■ Directions for this task ■
Can you write out the whole listing exactly?

-- START OF The input --

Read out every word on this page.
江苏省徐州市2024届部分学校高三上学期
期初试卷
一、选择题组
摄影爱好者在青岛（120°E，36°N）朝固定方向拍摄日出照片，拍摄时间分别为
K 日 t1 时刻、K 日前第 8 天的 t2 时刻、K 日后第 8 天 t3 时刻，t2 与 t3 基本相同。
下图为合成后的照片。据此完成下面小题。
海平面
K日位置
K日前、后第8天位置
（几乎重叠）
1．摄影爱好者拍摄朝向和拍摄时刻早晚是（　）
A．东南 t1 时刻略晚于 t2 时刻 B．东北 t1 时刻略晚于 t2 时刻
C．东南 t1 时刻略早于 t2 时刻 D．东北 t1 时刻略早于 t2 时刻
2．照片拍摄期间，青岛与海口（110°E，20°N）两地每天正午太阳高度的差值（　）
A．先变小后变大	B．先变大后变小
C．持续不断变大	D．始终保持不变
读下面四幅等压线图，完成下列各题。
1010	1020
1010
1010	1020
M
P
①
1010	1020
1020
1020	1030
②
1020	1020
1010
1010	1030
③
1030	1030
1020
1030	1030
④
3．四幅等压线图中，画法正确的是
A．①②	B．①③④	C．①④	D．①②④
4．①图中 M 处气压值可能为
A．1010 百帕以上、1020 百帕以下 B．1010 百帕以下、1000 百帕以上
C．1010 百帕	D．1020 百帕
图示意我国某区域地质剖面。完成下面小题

-- END OF The input --

■ Exercise output ■
Read out every word on this page.
江苏省徐州市2024届部分学校高三上学期
期初试卷
一、选择题组
摄影爱好者在青岛（120°E，36°N）朝固定方向拍摄日出照片，拍摄时间分别为
K 日 t1 时刻、K 日前第 8 天的 t2 时刻、K 日后第 8 天 t3 时刻，t2 与 t3 基本相同。
下图为合成后的照片。据此完成下面小题。
海平面
K日位置
K日前、后第8天位置
（几乎重叠）
1．摄影爱好者拍摄朝向和拍摄时刻早晚是（　）
A．东南 t1 时刻略晚于 t2 时刻 B．东北 t1 时刻略晚于 t2 时刻
C．东南 t1 时刻略早于 t2 时刻 D．东北 t1 时刻略早于 t2 时刻
2．照片拍摄期间，青岛与海口（110°E，20°N）两地每天正午太阳高度的差值（　）
A．先变小后变大	B．先变大后变小
C．持续不断变大	D．始终保持不变
读下面四幅等压线图，完成下列各题。
1010	1020
1010
1010	1020
M
P
①
1010	1020
1020
1020	1030
②
1020	1020
1010
1010	1030
③
1030	1030
1020
1030	1030
④
3．四幅等压线图中，画法正确的是
A．①②	B．①③④	C．①④	D．①②④
4．①图中 M 处气压值可能为
A．1010 百帕以上、1020 百帕以下 B．1010 百帕以下、1000 百帕以上
C．1010 百帕	D．1020 百帕
图示意我国某区域地质剖面。完成下面小题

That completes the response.